#### [AIM OF THE TASK]
In the copy, include every entry exactly but none of the pictures.

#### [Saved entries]
============================================================

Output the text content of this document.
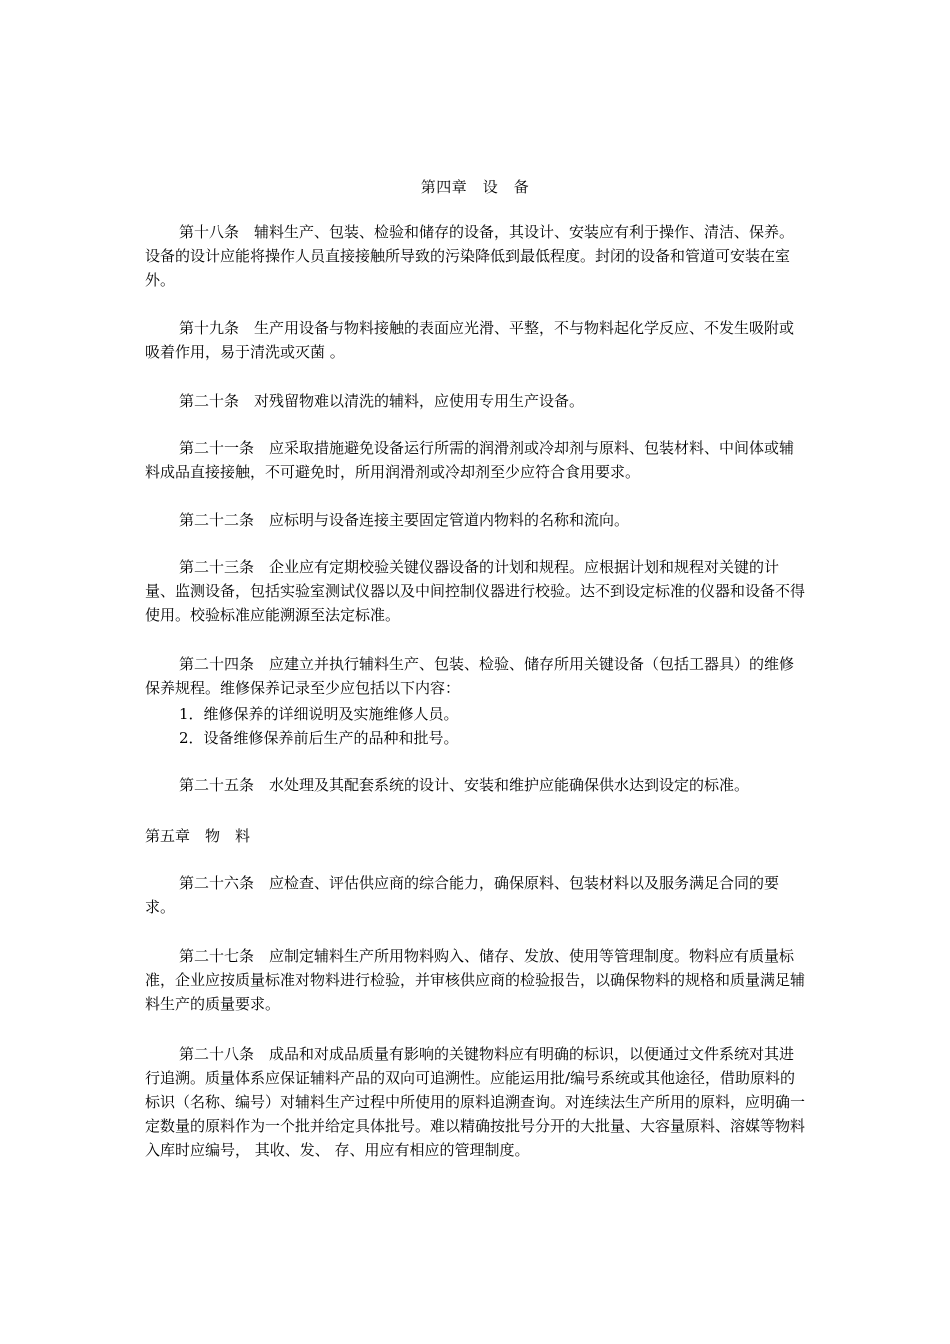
第四章　设　备

第十八条　辅料生产、包装、检验和储存的设备，其设计、安装应有利于操作、清洁、保养。设备的设计应能将操作人员直接接触所导致的污染降低到最低程度。封闭的设备和管道可安装在室外。

第十九条　生产用设备与物料接触的表面应光滑、平整，不与物料起化学反应、不发生吸附或吸着作用，易于清洗或灭菌 。

第二十条　对残留物难以清洗的辅料，应使用专用生产设备。

第二十一条　应采取措施避免设备运行所需的润滑剂或冷却剂与原料、包装材料、中间体或辅料成品直接接触，不可避免时，所用润滑剂或冷却剂至少应符合食用要求。

第二十二条　应标明与设备连接主要固定管道内物料的名称和流向。

第二十三条　企业应有定期校验关键仪器设备的计划和规程。应根据计划和规程对关键的计量、监测设备，包括实验室测试仪器以及中间控制仪器进行校验。达不到设定标准的仪器和设备不得使用。校验标准应能溯源至法定标准。

第二十四条　应建立并执行辅料生产、包装、检验、储存所用关键设备（包括工器具）的维修保养规程。维修保养记录至少应包括以下内容：

1．维修保养的详细说明及实施维修人员。
2．设备维修保养前后生产的品种和批号。

第二十五条　水处理及其配套系统的设计、安装和维护应能确保供水达到设定的标准。

第五章　物　料

第二十六条　应检查、评估供应商的综合能力，确保原料、包装材料以及服务满足合同的要求。

第二十七条　应制定辅料生产所用物料购入、储存、发放、使用等管理制度。物料应有质量标准，企业应按质量标准对物料进行检验，并审核供应商的检验报告，以确保物料的规格和质量满足辅料生产的质量要求。

第二十八条　成品和对成品质量有影响的关键物料应有明确的标识，以便通过文件系统对其进行追溯。质量体系应保证辅料产品的双向可追溯性。应能运用批/编号系统或其他途径，借助原料的标识（名称、编号）对辅料生产过程中所使用的原料追溯查询。对连续法生产所用的原料，应明确一定数量的原料作为一个批并给定具体批号。难以精确按批号分开的大批量、大容量原料、溶媒等物料入库时应编号， 其收、发、 存、用应有相应的管理制度。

============================================================

#### [RESPONSE]
Output the text content of this document.
第四章　设　备

第十八条　辅料生产、包装、检验和储存的设备，其设计、安装应有利于操作、清洁、保养。设备的设计应能将操作人员直接接触所导致的污染降低到最低程度。封闭的设备和管道可安装在室外。

第十九条　生产用设备与物料接触的表面应光滑、平整，不与物料起化学反应、不发生吸附或吸着作用，易于清洗或灭菌 。

第二十条　对残留物难以清洗的辅料，应使用专用生产设备。

第二十一条　应采取措施避免设备运行所需的润滑剂或冷却剂与原料、包装材料、中间体或辅料成品直接接触，不可避免时，所用润滑剂或冷却剂至少应符合食用要求。

第二十二条　应标明与设备连接主要固定管道内物料的名称和流向。

第二十三条　企业应有定期校验关键仪器设备的计划和规程。应根据计划和规程对关键的计量、监测设备，包括实验室测试仪器以及中间控制仪器进行校验。达不到设定标准的仪器和设备不得使用。校验标准应能溯源至法定标准。

第二十四条　应建立并执行辅料生产、包装、检验、储存所用关键设备（包括工器具）的维修保养规程。维修保养记录至少应包括以下内容：

1．维修保养的详细说明及实施维修人员。
2．设备维修保养前后生产的品种和批号。

第二十五条　水处理及其配套系统的设计、安装和维护应能确保供水达到设定的标准。

第五章　物　料

第二十六条　应检查、评估供应商的综合能力，确保原料、包装材料以及服务满足合同的要求。

第二十七条　应制定辅料生产所用物料购入、储存、发放、使用等管理制度。物料应有质量标准，企业应按质量标准对物料进行检验，并审核供应商的检验报告，以确保物料的规格和质量满足辅料生产的质量要求。

第二十八条　成品和对成品质量有影响的关键物料应有明确的标识，以便通过文件系统对其进行追溯。质量体系应保证辅料产品的双向可追溯性。应能运用批/编号系统或其他途径，借助原料的标识（名称、编号）对辅料生产过程中所使用的原料追溯查询。对连续法生产所用的原料，应明确一定数量的原料作为一个批并给定具体批号。难以精确按批号分开的大批量、大容量原料、溶媒等物料入库时应编号， 其收、发、 存、用应有相应的管理制度。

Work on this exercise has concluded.